Job → Reproduce the records that follow in full, excluding any picture they contain.

START

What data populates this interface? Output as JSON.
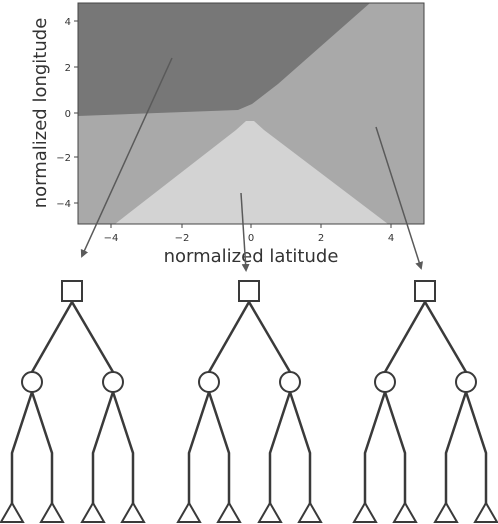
{
  "chart_data": {
    "type": "heatmap",
    "xlabel": "normalized latitude",
    "ylabel": "normalized longitude",
    "xlim": [
      -5,
      5
    ],
    "ylim": [
      -5.2,
      5
    ],
    "xticks": [
      "−4",
      "−2",
      "0",
      "2",
      "4"
    ],
    "yticks": [
      "4",
      "2",
      "0",
      "−2",
      "−4"
    ],
    "regions": [
      {
        "name": "upper-left",
        "color": "#777777"
      },
      {
        "name": "middle-band",
        "color": "#a9a9a9"
      },
      {
        "name": "lower-wedge",
        "color": "#d3d3d3"
      }
    ]
  },
  "diagram": {
    "trees": 3,
    "root_shape": "square",
    "inner_shape": "circle",
    "leaf_shape": "triangle",
    "stroke_color": "#3a3a3a",
    "arrow_color": "#5a5a5a"
  }
}
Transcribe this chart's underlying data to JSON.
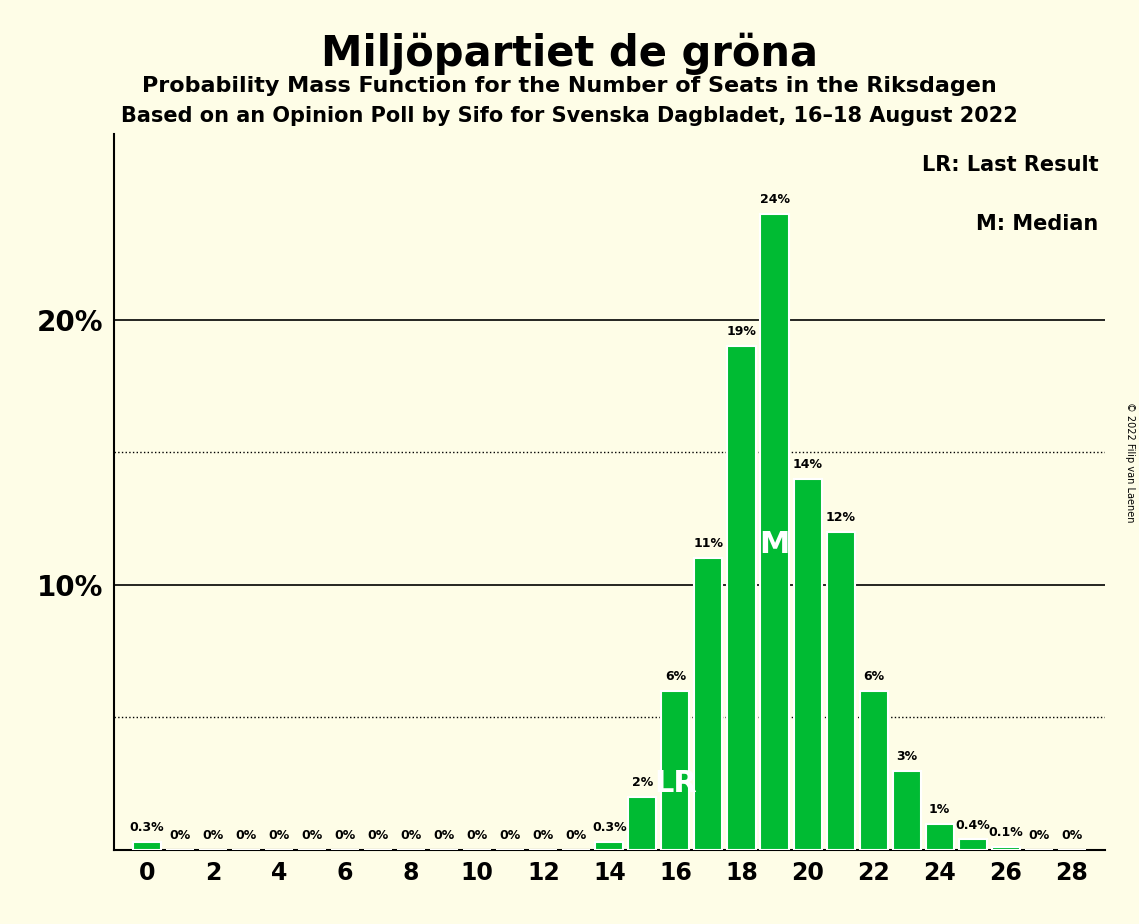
{
  "title": "Miljöpartiet de gröna",
  "subtitle1": "Probability Mass Function for the Number of Seats in the Riksdagen",
  "subtitle2": "Based on an Opinion Poll by Sifo for Svenska Dagbladet, 16–18 August 2022",
  "copyright": "© 2022 Filip van Laenen",
  "background_color": "#fefde7",
  "bar_color": "#00bb33",
  "bar_edge_color": "#ffffff",
  "seats": [
    0,
    1,
    2,
    3,
    4,
    5,
    6,
    7,
    8,
    9,
    10,
    11,
    12,
    13,
    14,
    15,
    16,
    17,
    18,
    19,
    20,
    21,
    22,
    23,
    24,
    25,
    26,
    27,
    28
  ],
  "probabilities": [
    0.3,
    0.0,
    0.0,
    0.0,
    0.0,
    0.0,
    0.0,
    0.0,
    0.0,
    0.0,
    0.0,
    0.0,
    0.0,
    0.0,
    0.3,
    2.0,
    6.0,
    11.0,
    19.0,
    24.0,
    14.0,
    12.0,
    6.0,
    3.0,
    1.0,
    0.4,
    0.1,
    0.0,
    0.0
  ],
  "ylim": [
    0,
    27
  ],
  "hlines_solid": [
    10,
    20
  ],
  "hlines_dotted": [
    5,
    15
  ],
  "last_result_seat": 16,
  "median_seat": 19,
  "legend_LR": "LR: Last Result",
  "legend_M": "M: Median",
  "label_fontsize": 9,
  "title_fontsize": 30,
  "subtitle_fontsize": 16,
  "subtitle2_fontsize": 15,
  "ytick_fontsize": 20,
  "xtick_fontsize": 17
}
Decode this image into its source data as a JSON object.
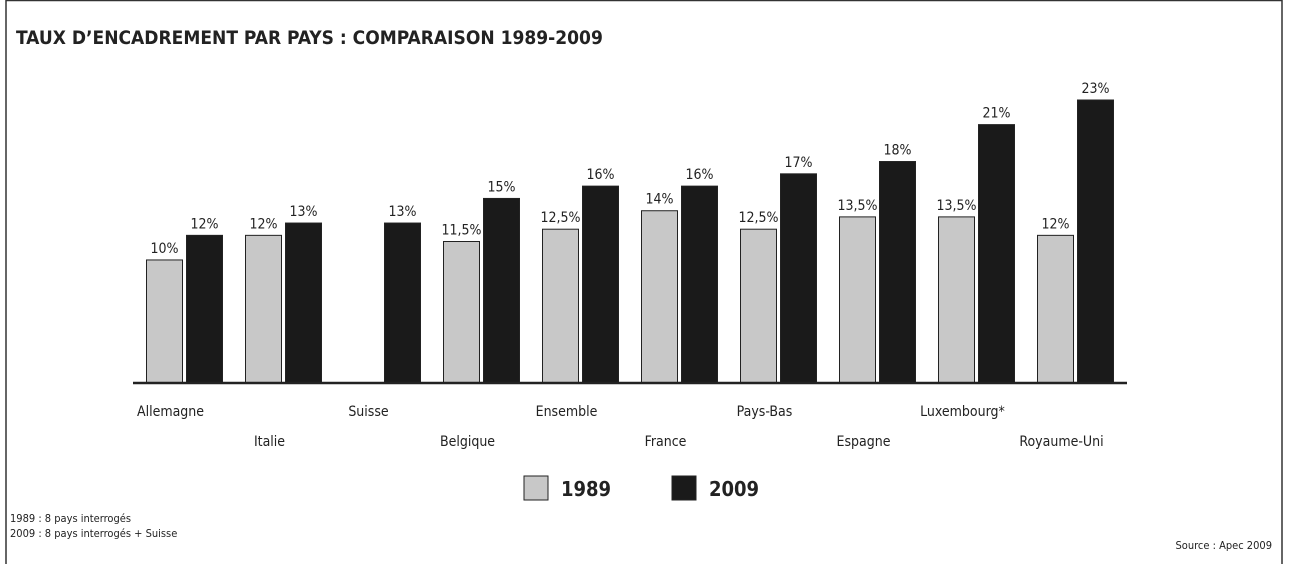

END

Exercise result →
What data populates this interface? Output as JSON.
{
  "chart_data": {
    "type": "heatmap",
    "xlabel": "normalized latitude",
    "ylabel": "normalized longitude",
    "xlim": [
      -5,
      5
    ],
    "ylim": [
      -5.2,
      5
    ],
    "xticks": [
      "−4",
      "−2",
      "0",
      "2",
      "4"
    ],
    "yticks": [
      "4",
      "2",
      "0",
      "−2",
      "−4"
    ],
    "regions": [
      {
        "name": "upper-left",
        "color": "#777777"
      },
      {
        "name": "middle-band",
        "color": "#a9a9a9"
      },
      {
        "name": "lower-wedge",
        "color": "#d3d3d3"
      }
    ]
  },
  "diagram": {
    "trees": 3,
    "root_shape": "square",
    "inner_shape": "circle",
    "leaf_shape": "triangle",
    "stroke_color": "#3a3a3a",
    "arrow_color": "#5a5a5a"
  }
}
Transcribe this chart's underlying data to JSON.
{
  "title": "Miljöpartiet de gröna",
  "subtitle1": "Probability Mass Function for the Number of Seats in the Riksdagen",
  "subtitle2": "Based on an Opinion Poll by Sifo for Svenska Dagbladet, 16–18 August 2022",
  "copyright": "© 2022 Filip van Laenen",
  "background_color": "#fefde7",
  "bar_color": "#00bb33",
  "bar_edge_color": "#ffffff",
  "seats": [
    0,
    1,
    2,
    3,
    4,
    5,
    6,
    7,
    8,
    9,
    10,
    11,
    12,
    13,
    14,
    15,
    16,
    17,
    18,
    19,
    20,
    21,
    22,
    23,
    24,
    25,
    26,
    27,
    28
  ],
  "probabilities": [
    0.3,
    0.0,
    0.0,
    0.0,
    0.0,
    0.0,
    0.0,
    0.0,
    0.0,
    0.0,
    0.0,
    0.0,
    0.0,
    0.0,
    0.3,
    2.0,
    6.0,
    11.0,
    19.0,
    24.0,
    14.0,
    12.0,
    6.0,
    3.0,
    1.0,
    0.4,
    0.1,
    0.0,
    0.0
  ],
  "ylim": [
    0,
    27
  ],
  "hlines_solid": [
    10,
    20
  ],
  "hlines_dotted": [
    5,
    15
  ],
  "last_result_seat": 16,
  "median_seat": 19,
  "legend_LR": "LR: Last Result",
  "legend_M": "M: Median",
  "label_fontsize": 9,
  "title_fontsize": 30,
  "subtitle_fontsize": 16,
  "subtitle2_fontsize": 15,
  "ytick_fontsize": 20,
  "xtick_fontsize": 17
}
Decode this image into its source data as a JSON object.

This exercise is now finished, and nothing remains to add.